Records supplied start

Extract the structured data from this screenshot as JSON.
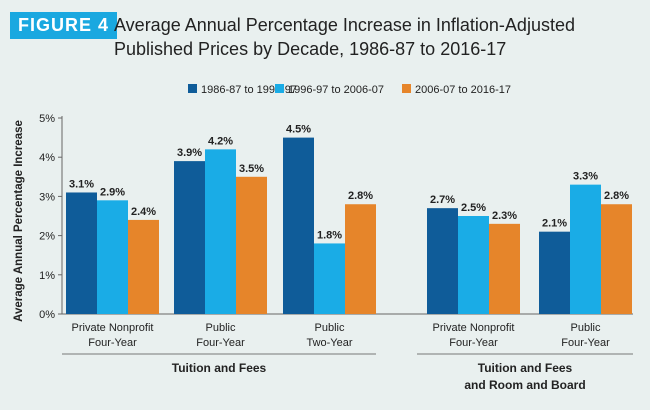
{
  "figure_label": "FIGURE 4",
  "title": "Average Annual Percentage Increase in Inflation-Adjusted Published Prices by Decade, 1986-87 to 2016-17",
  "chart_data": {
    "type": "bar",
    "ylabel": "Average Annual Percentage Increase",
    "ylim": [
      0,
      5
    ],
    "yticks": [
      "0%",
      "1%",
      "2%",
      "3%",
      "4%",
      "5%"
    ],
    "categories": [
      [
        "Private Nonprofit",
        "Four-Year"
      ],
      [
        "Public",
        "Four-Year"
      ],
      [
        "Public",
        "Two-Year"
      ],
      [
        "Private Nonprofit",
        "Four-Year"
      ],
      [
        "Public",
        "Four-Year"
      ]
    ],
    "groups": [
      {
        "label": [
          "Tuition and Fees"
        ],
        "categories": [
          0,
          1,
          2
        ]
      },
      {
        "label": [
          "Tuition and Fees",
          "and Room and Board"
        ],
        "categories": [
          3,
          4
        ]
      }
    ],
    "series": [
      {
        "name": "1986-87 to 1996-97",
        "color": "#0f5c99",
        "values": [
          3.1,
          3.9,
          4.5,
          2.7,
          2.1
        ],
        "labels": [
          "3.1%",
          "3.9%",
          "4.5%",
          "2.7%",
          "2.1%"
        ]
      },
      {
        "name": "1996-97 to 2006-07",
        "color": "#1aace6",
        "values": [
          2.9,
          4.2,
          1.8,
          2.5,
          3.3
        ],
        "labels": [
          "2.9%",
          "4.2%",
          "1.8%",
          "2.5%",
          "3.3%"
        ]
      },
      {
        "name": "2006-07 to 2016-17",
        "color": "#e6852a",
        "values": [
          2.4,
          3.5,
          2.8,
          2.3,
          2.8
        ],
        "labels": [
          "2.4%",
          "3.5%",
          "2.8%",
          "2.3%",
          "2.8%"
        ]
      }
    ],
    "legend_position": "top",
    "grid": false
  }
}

Records supplied end
Records supplied start

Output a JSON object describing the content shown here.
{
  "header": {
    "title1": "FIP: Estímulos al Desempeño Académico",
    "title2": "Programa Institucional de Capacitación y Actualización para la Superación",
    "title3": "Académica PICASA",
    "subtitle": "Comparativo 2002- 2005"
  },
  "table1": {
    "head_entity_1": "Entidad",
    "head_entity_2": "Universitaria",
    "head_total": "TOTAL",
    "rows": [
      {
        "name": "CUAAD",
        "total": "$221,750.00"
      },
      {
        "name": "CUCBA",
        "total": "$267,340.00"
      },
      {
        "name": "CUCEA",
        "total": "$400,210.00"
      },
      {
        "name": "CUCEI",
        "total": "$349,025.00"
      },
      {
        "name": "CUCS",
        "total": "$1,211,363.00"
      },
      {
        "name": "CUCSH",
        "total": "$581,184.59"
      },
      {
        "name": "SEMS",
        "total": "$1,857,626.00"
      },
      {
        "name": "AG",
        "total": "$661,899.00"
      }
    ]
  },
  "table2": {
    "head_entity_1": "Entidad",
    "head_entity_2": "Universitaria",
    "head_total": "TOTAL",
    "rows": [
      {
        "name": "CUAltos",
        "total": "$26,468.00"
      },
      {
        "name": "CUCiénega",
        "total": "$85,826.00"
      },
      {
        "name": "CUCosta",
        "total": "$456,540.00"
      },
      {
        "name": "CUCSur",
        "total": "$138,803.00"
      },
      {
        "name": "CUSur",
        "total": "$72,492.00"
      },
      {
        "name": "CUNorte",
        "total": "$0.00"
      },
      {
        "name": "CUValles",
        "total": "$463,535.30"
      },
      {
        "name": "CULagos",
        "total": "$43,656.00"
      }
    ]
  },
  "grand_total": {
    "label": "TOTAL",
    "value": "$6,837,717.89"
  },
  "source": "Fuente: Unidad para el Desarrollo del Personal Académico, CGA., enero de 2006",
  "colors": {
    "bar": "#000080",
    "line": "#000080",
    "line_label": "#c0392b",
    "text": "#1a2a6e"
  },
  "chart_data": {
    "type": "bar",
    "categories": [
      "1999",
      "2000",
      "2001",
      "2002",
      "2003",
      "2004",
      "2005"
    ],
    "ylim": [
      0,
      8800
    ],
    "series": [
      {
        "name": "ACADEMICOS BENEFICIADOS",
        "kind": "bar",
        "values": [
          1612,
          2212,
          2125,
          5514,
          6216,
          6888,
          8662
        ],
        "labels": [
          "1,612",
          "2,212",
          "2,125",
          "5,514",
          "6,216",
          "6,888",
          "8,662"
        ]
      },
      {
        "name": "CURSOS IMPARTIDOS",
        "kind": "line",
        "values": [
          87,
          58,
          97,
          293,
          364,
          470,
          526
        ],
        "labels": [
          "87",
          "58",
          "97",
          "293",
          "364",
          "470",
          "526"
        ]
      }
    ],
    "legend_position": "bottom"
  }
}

Records supplied end

Task: The required output is the number of lines containing the word "Académico", and nothing besides.

Solution below: 2